■ **To be done**
Repeat the records below exactly, leaving out every picture.

■ **Data records**
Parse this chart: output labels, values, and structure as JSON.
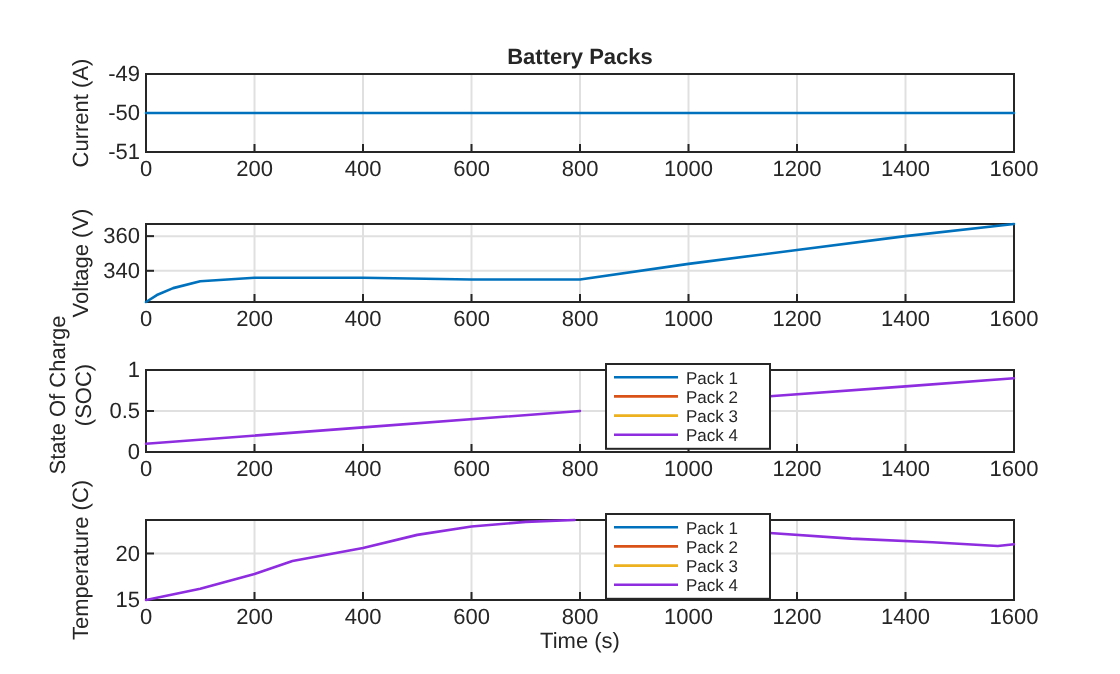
{
  "chart_data": [
    {
      "type": "line",
      "title": "Battery Packs",
      "ylabel": "Current (A)",
      "x": [
        0,
        1600
      ],
      "xlim": [
        0,
        1600
      ],
      "xticks": [
        0,
        200,
        400,
        600,
        800,
        1000,
        1200,
        1400,
        1600
      ],
      "ylim": [
        -51,
        -49
      ],
      "yticks": [
        -51,
        -50,
        -49
      ],
      "grid": true,
      "series": [
        {
          "color": "#0072bd",
          "values": [
            -50,
            -50
          ]
        }
      ]
    },
    {
      "type": "line",
      "ylabel": "Voltage (V)",
      "x": [
        0,
        20,
        50,
        100,
        150,
        200,
        400,
        600,
        800,
        1000,
        1200,
        1400,
        1600
      ],
      "xlim": [
        0,
        1600
      ],
      "xticks": [
        0,
        200,
        400,
        600,
        800,
        1000,
        1200,
        1400,
        1600
      ],
      "ylim": [
        322,
        367
      ],
      "yticks": [
        340,
        360
      ],
      "grid": true,
      "series": [
        {
          "color": "#0072bd",
          "values": [
            322,
            326,
            330,
            334,
            335,
            336,
            336,
            335,
            335,
            344,
            352,
            360,
            367
          ]
        }
      ]
    },
    {
      "type": "line",
      "ylabel": "State Of Charge (SOC)",
      "x": [
        0,
        400,
        800,
        1000,
        1150,
        1400,
        1600
      ],
      "xlim": [
        0,
        1600
      ],
      "xticks": [
        0,
        200,
        400,
        600,
        800,
        1000,
        1200,
        1400,
        1600
      ],
      "ylim": [
        0,
        1
      ],
      "yticks": [
        0,
        0.5,
        1
      ],
      "grid": true,
      "legend": "top",
      "series": [
        {
          "name": "Pack 1",
          "color": "#0072bd",
          "values": [
            null,
            null,
            null,
            null,
            null,
            null,
            null
          ]
        },
        {
          "name": "Pack 2",
          "color": "#d95319",
          "values": [
            null,
            null,
            null,
            null,
            null,
            null,
            null
          ]
        },
        {
          "name": "Pack 3",
          "color": "#edb120",
          "values": [
            null,
            null,
            null,
            null,
            null,
            null,
            null
          ]
        },
        {
          "name": "Pack 4",
          "color": "#8e2ce0",
          "values": [
            0.1,
            0.3,
            0.5,
            null,
            0.68,
            0.8,
            0.9
          ]
        }
      ]
    },
    {
      "type": "line",
      "ylabel": "Temperature (C)",
      "xlabel": "Time (s)",
      "x": [
        0,
        100,
        200,
        270,
        400,
        500,
        600,
        700,
        790,
        1000,
        1150,
        1300,
        1450,
        1570,
        1600
      ],
      "xlim": [
        0,
        1600
      ],
      "xticks": [
        0,
        200,
        400,
        600,
        800,
        1000,
        1200,
        1400,
        1600
      ],
      "ylim": [
        15,
        23.6
      ],
      "yticks": [
        15,
        20
      ],
      "grid": true,
      "legend": "top",
      "series": [
        {
          "name": "Pack 1",
          "color": "#0072bd",
          "values": [
            null,
            null,
            null,
            null,
            null,
            null,
            null,
            null,
            null,
            null,
            null,
            null,
            null,
            null,
            null
          ]
        },
        {
          "name": "Pack 2",
          "color": "#d95319",
          "values": [
            null,
            null,
            null,
            null,
            null,
            null,
            null,
            null,
            null,
            null,
            null,
            null,
            null,
            null,
            null
          ]
        },
        {
          "name": "Pack 3",
          "color": "#edb120",
          "values": [
            null,
            null,
            null,
            null,
            null,
            null,
            null,
            null,
            null,
            null,
            null,
            null,
            null,
            null,
            null
          ]
        },
        {
          "name": "Pack 4",
          "color": "#8e2ce0",
          "values": [
            15,
            16.2,
            17.8,
            19.2,
            20.6,
            22,
            22.9,
            23.4,
            23.6,
            null,
            22.2,
            21.6,
            21.2,
            20.8,
            21.0
          ]
        }
      ]
    }
  ]
}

■ **Full response**
Parse this chart: output labels, values, and structure as JSON.
{
  "chart_data": [
    {
      "type": "line",
      "title": "Battery Packs",
      "ylabel": "Current (A)",
      "x": [
        0,
        1600
      ],
      "xlim": [
        0,
        1600
      ],
      "xticks": [
        0,
        200,
        400,
        600,
        800,
        1000,
        1200,
        1400,
        1600
      ],
      "ylim": [
        -51,
        -49
      ],
      "yticks": [
        -51,
        -50,
        -49
      ],
      "grid": true,
      "series": [
        {
          "color": "#0072bd",
          "values": [
            -50,
            -50
          ]
        }
      ]
    },
    {
      "type": "line",
      "ylabel": "Voltage (V)",
      "x": [
        0,
        20,
        50,
        100,
        150,
        200,
        400,
        600,
        800,
        1000,
        1200,
        1400,
        1600
      ],
      "xlim": [
        0,
        1600
      ],
      "xticks": [
        0,
        200,
        400,
        600,
        800,
        1000,
        1200,
        1400,
        1600
      ],
      "ylim": [
        322,
        367
      ],
      "yticks": [
        340,
        360
      ],
      "grid": true,
      "series": [
        {
          "color": "#0072bd",
          "values": [
            322,
            326,
            330,
            334,
            335,
            336,
            336,
            335,
            335,
            344,
            352,
            360,
            367
          ]
        }
      ]
    },
    {
      "type": "line",
      "ylabel": "State Of Charge (SOC)",
      "x": [
        0,
        400,
        800,
        1000,
        1150,
        1400,
        1600
      ],
      "xlim": [
        0,
        1600
      ],
      "xticks": [
        0,
        200,
        400,
        600,
        800,
        1000,
        1200,
        1400,
        1600
      ],
      "ylim": [
        0,
        1
      ],
      "yticks": [
        0,
        0.5,
        1
      ],
      "grid": true,
      "legend": "top",
      "series": [
        {
          "name": "Pack 1",
          "color": "#0072bd",
          "values": [
            null,
            null,
            null,
            null,
            null,
            null,
            null
          ]
        },
        {
          "name": "Pack 2",
          "color": "#d95319",
          "values": [
            null,
            null,
            null,
            null,
            null,
            null,
            null
          ]
        },
        {
          "name": "Pack 3",
          "color": "#edb120",
          "values": [
            null,
            null,
            null,
            null,
            null,
            null,
            null
          ]
        },
        {
          "name": "Pack 4",
          "color": "#8e2ce0",
          "values": [
            0.1,
            0.3,
            0.5,
            null,
            0.68,
            0.8,
            0.9
          ]
        }
      ]
    },
    {
      "type": "line",
      "ylabel": "Temperature (C)",
      "xlabel": "Time (s)",
      "x": [
        0,
        100,
        200,
        270,
        400,
        500,
        600,
        700,
        790,
        1000,
        1150,
        1300,
        1450,
        1570,
        1600
      ],
      "xlim": [
        0,
        1600
      ],
      "xticks": [
        0,
        200,
        400,
        600,
        800,
        1000,
        1200,
        1400,
        1600
      ],
      "ylim": [
        15,
        23.6
      ],
      "yticks": [
        15,
        20
      ],
      "grid": true,
      "legend": "top",
      "series": [
        {
          "name": "Pack 1",
          "color": "#0072bd",
          "values": [
            null,
            null,
            null,
            null,
            null,
            null,
            null,
            null,
            null,
            null,
            null,
            null,
            null,
            null,
            null
          ]
        },
        {
          "name": "Pack 2",
          "color": "#d95319",
          "values": [
            null,
            null,
            null,
            null,
            null,
            null,
            null,
            null,
            null,
            null,
            null,
            null,
            null,
            null,
            null
          ]
        },
        {
          "name": "Pack 3",
          "color": "#edb120",
          "values": [
            null,
            null,
            null,
            null,
            null,
            null,
            null,
            null,
            null,
            null,
            null,
            null,
            null,
            null,
            null
          ]
        },
        {
          "name": "Pack 4",
          "color": "#8e2ce0",
          "values": [
            15,
            16.2,
            17.8,
            19.2,
            20.6,
            22,
            22.9,
            23.4,
            23.6,
            null,
            22.2,
            21.6,
            21.2,
            20.8,
            21.0
          ]
        }
      ]
    }
  ]
}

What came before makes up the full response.